Given data -
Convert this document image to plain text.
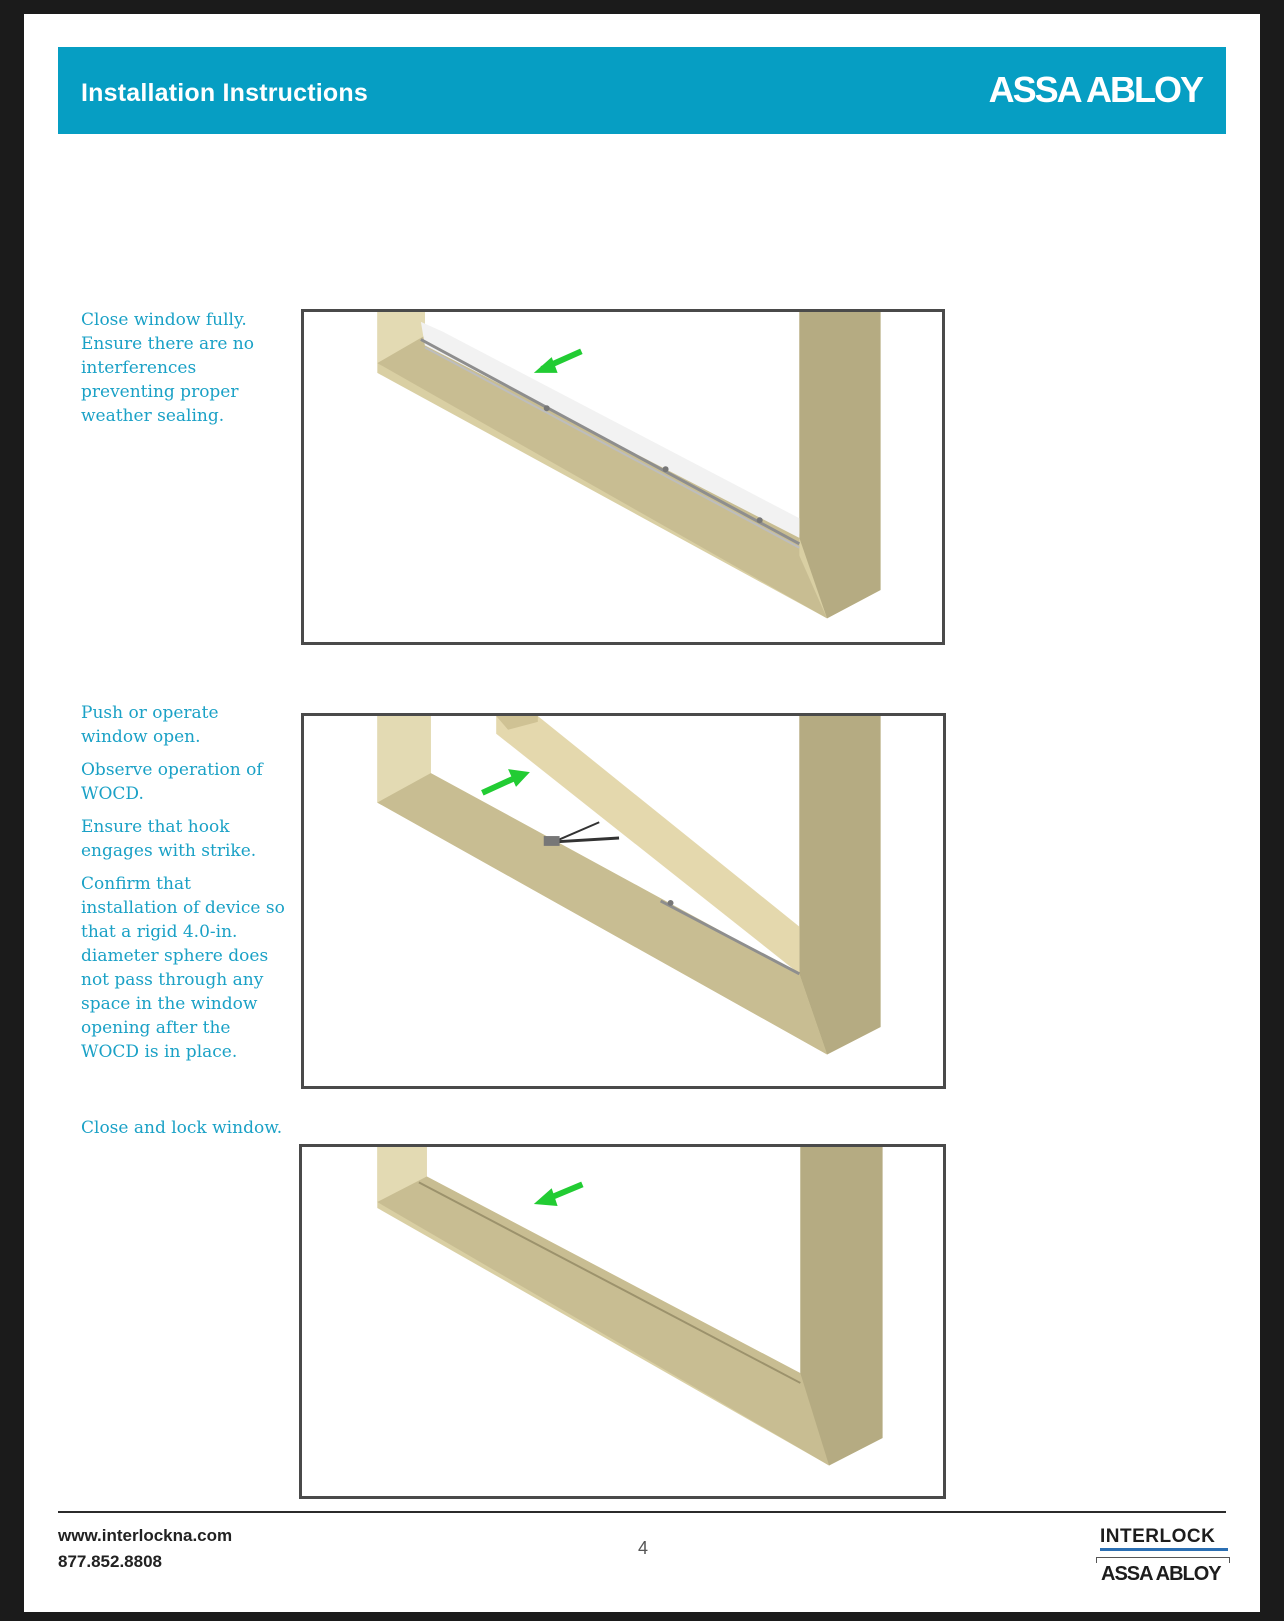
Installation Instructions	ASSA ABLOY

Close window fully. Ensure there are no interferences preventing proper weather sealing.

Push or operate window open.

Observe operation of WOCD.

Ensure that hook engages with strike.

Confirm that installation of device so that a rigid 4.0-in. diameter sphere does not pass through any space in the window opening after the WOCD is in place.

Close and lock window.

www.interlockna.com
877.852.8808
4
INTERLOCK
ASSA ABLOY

==

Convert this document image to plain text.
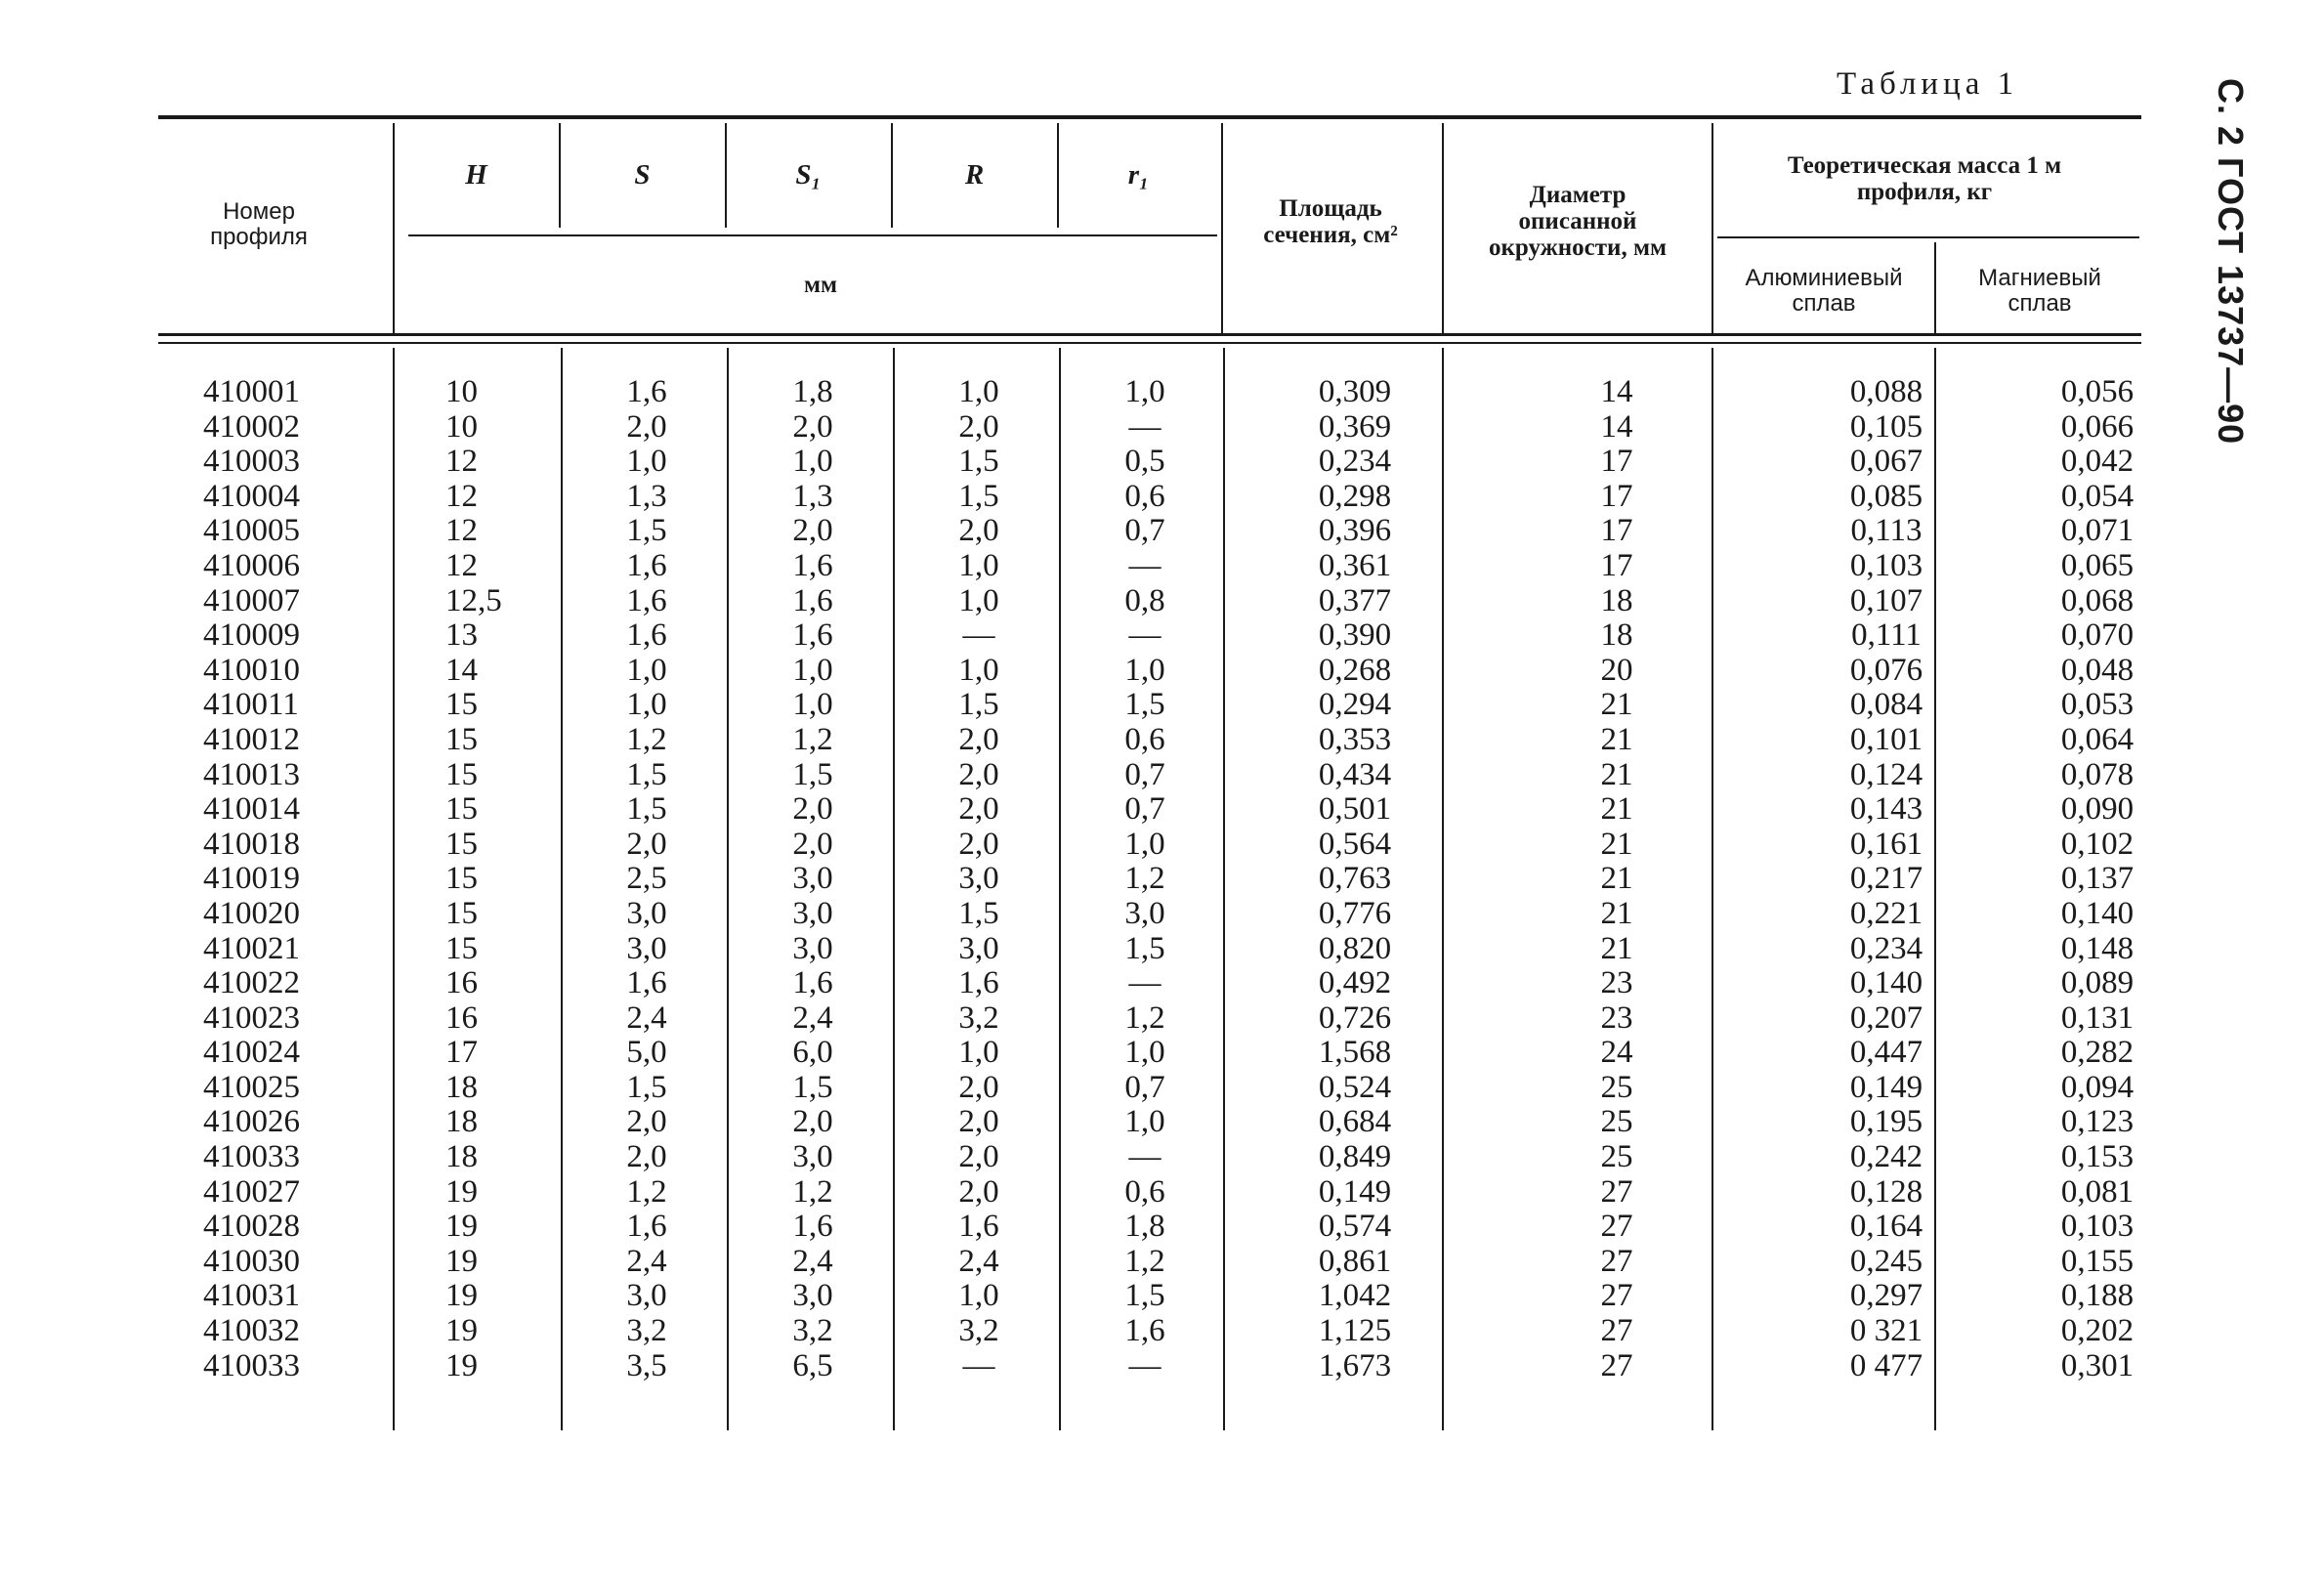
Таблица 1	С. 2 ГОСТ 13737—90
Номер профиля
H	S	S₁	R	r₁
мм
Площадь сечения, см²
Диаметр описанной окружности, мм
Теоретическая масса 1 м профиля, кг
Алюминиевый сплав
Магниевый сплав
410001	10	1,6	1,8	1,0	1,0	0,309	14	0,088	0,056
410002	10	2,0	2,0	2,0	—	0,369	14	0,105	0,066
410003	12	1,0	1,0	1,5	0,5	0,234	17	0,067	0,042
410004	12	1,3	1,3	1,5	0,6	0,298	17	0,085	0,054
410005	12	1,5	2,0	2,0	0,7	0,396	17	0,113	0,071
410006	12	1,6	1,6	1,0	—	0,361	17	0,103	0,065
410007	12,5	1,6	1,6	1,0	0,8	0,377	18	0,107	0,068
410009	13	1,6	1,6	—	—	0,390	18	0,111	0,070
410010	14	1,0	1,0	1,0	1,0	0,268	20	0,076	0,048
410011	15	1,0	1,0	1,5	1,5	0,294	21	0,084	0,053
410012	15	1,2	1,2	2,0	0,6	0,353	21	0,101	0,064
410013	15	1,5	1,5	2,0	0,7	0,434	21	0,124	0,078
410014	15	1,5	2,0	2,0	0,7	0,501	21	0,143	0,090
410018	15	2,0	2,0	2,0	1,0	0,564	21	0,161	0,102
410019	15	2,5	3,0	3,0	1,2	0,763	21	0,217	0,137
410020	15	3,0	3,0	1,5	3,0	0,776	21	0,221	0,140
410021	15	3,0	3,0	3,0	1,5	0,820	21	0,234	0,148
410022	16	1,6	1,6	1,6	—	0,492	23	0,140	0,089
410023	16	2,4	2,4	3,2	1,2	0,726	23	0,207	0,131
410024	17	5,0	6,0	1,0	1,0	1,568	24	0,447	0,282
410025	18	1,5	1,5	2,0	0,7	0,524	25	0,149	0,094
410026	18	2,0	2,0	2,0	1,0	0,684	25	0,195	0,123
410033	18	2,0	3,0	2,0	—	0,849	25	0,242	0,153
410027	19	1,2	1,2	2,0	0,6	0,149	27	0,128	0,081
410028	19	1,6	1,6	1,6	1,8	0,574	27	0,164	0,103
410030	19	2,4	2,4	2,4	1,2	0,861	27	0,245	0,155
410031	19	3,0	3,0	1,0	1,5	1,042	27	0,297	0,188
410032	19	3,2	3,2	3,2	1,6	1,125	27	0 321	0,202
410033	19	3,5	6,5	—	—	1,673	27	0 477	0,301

What is asked - From the records, copy every line that has the string "WOCD" in it.

Answer to the problem -
Observe operation of WOCD.
Confirm that installation of device so that a rigid 4.0-in. diameter sphere does not pass through any space in the window opening after the WOCD is in place.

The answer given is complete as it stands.